Determine how many lines in the entries below include "name". The reply should be that number and nothing else.

[Data listing]
==*==
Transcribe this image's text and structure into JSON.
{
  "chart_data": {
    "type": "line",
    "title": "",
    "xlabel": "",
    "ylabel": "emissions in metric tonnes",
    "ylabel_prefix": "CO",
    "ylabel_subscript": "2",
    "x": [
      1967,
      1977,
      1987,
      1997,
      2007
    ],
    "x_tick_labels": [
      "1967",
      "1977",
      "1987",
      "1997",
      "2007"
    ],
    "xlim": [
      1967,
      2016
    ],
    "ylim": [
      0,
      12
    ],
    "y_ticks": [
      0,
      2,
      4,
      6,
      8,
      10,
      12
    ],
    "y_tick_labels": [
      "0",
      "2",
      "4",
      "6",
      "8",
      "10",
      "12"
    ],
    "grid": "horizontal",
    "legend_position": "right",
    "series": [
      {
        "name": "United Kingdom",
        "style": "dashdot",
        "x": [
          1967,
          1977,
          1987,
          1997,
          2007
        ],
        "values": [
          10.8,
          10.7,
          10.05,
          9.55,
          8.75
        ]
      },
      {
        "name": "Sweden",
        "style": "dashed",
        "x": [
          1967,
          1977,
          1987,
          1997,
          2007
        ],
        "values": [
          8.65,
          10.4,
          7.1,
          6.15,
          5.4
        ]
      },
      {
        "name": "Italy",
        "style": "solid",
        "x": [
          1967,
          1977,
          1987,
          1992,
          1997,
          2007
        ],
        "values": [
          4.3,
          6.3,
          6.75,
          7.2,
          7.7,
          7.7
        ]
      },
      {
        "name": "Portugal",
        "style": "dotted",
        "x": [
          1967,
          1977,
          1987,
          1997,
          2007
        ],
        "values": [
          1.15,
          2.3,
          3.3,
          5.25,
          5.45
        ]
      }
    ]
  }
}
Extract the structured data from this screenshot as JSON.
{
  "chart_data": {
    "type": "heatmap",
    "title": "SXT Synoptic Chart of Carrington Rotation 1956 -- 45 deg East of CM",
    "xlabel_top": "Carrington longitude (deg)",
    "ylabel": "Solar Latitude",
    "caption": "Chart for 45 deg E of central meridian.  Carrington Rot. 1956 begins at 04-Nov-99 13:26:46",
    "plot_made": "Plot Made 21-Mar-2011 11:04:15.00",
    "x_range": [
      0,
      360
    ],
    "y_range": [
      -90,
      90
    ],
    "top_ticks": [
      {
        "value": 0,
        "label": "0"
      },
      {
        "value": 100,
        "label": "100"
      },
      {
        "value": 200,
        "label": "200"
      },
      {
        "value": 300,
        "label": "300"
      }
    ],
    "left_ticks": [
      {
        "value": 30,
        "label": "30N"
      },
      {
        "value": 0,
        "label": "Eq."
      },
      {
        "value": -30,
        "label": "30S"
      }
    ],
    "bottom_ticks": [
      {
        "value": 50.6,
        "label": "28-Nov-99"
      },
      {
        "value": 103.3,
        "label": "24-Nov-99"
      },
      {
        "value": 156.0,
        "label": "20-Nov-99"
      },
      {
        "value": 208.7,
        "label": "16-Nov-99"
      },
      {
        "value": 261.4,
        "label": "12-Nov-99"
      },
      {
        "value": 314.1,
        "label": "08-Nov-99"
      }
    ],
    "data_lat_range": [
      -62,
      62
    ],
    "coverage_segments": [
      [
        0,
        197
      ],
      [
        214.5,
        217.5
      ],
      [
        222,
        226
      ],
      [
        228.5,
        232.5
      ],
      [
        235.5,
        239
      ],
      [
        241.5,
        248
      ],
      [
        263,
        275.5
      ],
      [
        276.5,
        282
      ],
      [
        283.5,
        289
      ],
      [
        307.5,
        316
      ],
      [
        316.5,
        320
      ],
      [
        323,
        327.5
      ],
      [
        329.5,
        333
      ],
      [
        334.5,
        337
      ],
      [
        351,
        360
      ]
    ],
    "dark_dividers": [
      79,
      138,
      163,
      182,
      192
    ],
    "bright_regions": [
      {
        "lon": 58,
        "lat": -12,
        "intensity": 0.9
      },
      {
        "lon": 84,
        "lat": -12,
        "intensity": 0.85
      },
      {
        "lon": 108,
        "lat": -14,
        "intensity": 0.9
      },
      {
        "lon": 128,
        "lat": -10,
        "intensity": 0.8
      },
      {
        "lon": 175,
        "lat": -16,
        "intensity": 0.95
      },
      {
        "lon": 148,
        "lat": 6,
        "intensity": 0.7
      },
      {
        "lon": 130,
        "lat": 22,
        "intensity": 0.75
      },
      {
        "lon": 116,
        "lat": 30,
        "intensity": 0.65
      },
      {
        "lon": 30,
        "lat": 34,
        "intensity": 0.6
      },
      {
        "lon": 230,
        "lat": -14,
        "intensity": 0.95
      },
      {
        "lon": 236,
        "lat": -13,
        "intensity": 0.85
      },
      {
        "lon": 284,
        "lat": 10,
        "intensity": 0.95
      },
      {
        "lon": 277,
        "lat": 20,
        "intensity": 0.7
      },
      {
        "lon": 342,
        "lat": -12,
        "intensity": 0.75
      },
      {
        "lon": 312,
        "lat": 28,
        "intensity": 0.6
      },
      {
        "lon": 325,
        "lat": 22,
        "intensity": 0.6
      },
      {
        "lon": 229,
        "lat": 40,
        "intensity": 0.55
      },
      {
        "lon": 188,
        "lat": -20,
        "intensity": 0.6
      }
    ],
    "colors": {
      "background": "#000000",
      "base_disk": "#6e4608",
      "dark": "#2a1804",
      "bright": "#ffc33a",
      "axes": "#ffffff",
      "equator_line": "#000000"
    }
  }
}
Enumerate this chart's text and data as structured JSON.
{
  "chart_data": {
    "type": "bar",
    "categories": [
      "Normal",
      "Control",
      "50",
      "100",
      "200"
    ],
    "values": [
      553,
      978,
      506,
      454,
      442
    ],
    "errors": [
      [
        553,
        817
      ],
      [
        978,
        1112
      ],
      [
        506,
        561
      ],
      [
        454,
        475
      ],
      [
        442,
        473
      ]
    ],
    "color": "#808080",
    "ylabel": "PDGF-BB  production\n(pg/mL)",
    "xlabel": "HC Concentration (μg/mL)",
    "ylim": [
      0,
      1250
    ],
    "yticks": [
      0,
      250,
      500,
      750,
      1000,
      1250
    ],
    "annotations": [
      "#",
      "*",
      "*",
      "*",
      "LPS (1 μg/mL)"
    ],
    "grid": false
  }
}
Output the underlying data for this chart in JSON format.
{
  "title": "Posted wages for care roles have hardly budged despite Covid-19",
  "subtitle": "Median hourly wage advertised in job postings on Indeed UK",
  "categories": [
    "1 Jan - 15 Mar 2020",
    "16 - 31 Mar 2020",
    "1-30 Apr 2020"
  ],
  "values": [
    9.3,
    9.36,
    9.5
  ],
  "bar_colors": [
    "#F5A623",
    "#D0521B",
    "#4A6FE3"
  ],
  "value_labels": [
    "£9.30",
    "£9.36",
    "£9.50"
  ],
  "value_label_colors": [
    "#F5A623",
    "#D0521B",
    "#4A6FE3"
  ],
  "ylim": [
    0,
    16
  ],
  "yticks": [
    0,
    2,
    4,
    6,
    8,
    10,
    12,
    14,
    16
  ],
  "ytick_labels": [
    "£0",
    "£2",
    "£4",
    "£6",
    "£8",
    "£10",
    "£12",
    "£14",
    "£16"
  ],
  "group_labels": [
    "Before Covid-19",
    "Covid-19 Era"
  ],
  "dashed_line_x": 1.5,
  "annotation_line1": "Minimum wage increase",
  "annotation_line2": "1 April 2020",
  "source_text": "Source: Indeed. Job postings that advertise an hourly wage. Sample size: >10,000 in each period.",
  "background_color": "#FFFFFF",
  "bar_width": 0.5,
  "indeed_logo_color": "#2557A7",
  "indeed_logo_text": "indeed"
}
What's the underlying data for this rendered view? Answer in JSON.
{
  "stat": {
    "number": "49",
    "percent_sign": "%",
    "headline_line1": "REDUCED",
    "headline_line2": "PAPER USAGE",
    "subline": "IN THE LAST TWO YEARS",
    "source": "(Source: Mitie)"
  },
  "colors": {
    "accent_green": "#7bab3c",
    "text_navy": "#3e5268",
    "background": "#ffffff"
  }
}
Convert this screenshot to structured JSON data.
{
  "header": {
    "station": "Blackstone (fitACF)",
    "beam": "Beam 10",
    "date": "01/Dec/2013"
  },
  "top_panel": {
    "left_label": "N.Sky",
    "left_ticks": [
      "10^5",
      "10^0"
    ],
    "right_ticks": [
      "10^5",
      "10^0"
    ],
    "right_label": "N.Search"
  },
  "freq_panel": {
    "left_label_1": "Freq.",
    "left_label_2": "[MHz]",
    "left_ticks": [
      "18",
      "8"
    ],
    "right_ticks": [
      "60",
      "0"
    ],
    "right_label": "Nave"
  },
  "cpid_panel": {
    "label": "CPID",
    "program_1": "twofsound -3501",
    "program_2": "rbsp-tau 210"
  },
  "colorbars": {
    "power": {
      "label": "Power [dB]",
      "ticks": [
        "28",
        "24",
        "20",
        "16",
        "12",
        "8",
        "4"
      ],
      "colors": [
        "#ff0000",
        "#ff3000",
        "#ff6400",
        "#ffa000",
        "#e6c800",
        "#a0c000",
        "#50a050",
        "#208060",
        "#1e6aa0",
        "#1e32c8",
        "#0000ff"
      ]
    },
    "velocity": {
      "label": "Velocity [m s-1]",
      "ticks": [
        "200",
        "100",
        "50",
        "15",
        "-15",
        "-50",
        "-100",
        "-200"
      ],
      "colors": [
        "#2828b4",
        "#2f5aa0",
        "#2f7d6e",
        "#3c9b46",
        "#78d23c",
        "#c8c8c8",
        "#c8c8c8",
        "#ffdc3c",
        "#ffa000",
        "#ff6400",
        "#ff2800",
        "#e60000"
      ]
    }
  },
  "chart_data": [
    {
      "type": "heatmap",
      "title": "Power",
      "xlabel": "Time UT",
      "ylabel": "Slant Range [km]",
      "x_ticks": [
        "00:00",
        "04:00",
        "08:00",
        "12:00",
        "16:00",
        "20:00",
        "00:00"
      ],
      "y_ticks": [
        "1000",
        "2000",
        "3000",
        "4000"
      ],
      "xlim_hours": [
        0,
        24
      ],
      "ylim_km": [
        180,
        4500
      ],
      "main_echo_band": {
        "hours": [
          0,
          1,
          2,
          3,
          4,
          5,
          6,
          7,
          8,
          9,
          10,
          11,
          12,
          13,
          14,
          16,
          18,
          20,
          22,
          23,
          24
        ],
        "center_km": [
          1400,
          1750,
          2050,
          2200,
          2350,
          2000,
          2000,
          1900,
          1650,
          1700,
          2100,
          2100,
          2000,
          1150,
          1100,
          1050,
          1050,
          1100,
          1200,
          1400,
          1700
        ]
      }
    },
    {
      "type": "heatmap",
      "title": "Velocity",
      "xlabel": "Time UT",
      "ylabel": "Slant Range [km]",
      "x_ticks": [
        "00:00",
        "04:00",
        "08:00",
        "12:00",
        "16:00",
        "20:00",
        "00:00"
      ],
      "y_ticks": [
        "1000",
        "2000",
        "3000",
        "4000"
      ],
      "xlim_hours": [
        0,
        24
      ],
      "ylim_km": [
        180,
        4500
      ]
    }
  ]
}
==*==
> _Output of the exercise_: 4